::: Record excerpts :::

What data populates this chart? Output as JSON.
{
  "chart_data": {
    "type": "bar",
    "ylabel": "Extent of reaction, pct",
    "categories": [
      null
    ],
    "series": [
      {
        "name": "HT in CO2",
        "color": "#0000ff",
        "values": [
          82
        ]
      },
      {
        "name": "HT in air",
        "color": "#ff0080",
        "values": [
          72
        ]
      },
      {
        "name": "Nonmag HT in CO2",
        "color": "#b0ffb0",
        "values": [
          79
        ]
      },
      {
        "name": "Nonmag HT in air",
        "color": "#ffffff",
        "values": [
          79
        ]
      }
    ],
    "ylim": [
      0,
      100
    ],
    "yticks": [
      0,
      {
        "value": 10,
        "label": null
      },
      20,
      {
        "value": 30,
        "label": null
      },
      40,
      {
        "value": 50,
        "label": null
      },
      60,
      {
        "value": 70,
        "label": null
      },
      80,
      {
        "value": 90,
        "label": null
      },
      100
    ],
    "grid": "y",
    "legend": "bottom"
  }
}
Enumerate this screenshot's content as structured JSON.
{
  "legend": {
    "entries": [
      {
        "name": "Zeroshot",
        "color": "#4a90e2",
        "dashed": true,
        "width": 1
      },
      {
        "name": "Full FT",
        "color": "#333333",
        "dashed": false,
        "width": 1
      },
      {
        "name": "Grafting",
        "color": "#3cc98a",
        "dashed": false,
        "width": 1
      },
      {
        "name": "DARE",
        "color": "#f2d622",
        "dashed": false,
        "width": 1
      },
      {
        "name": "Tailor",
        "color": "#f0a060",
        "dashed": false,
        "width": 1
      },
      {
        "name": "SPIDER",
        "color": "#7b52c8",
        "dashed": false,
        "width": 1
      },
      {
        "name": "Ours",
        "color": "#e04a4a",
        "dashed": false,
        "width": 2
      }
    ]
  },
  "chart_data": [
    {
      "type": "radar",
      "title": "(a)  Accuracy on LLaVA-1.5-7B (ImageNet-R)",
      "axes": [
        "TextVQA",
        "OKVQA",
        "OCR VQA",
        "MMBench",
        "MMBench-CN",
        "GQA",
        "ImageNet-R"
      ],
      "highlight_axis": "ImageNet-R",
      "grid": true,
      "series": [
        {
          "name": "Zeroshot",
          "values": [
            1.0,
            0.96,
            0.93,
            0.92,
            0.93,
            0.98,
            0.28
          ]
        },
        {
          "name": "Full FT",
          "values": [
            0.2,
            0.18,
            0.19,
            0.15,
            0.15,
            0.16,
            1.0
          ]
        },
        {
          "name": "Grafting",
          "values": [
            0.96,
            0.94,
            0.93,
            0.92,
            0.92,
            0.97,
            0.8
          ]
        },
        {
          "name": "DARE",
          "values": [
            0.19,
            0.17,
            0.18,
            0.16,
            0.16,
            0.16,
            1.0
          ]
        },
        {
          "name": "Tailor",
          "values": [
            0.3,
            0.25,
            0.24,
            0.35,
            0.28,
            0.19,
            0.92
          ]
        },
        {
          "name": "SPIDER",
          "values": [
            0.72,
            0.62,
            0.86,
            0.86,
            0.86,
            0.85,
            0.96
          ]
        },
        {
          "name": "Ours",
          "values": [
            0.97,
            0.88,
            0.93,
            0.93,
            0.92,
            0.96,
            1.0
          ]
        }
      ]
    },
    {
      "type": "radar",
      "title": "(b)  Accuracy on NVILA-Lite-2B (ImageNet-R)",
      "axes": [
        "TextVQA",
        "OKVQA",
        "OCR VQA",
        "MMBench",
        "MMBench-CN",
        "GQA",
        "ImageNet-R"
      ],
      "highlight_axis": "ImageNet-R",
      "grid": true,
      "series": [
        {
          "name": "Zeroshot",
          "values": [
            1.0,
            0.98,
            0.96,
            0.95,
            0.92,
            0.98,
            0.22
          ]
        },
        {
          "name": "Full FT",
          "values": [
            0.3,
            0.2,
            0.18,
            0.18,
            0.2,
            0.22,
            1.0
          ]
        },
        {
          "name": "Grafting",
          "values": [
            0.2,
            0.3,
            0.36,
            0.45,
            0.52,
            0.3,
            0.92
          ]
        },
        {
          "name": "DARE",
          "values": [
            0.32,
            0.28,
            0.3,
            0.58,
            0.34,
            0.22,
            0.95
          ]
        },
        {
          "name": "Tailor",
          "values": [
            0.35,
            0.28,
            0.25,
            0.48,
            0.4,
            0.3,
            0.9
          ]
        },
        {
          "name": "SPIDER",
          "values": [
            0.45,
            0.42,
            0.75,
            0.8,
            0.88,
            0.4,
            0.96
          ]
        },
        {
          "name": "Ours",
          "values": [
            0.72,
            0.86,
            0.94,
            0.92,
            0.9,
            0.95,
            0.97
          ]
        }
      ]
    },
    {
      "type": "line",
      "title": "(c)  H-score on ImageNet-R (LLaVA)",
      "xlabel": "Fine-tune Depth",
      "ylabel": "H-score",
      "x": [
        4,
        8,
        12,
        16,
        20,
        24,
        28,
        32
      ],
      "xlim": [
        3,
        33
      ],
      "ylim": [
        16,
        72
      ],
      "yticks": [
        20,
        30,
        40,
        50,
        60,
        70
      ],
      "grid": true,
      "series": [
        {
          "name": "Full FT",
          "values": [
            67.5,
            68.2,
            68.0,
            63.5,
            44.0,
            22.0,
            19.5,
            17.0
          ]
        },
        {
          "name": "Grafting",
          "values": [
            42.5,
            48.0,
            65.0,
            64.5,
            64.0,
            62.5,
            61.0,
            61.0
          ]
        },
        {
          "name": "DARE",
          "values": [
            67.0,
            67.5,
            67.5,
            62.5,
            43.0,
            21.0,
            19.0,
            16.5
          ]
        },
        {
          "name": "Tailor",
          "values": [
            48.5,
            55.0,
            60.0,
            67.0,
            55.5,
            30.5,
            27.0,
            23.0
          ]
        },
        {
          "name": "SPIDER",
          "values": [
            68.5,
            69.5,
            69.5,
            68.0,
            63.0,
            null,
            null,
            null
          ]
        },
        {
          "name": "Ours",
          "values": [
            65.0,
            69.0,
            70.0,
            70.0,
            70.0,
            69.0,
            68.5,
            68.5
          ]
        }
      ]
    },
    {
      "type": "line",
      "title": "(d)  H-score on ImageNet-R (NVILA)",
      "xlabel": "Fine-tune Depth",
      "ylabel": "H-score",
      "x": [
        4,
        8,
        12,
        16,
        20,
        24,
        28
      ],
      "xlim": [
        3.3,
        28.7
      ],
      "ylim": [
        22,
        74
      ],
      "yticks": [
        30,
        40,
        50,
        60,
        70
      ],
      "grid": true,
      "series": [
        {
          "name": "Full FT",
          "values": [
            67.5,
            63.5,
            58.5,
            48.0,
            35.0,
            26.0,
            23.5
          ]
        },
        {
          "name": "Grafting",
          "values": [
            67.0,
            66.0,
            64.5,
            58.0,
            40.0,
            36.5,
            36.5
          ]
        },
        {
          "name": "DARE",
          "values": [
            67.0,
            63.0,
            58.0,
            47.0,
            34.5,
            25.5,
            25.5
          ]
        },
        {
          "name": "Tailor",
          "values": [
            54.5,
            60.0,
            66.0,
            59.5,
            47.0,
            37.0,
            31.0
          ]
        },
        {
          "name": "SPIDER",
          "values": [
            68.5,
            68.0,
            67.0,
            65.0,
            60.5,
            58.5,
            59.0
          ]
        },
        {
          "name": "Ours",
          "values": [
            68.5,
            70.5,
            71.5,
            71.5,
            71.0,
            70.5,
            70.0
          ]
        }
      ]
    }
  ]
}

:::

→ Instruction: Show every line of the records above that contains the word "JSON".

→ Exercise solution:
What data populates this chart? Output as JSON.
Enumerate this screenshot's content as structured JSON.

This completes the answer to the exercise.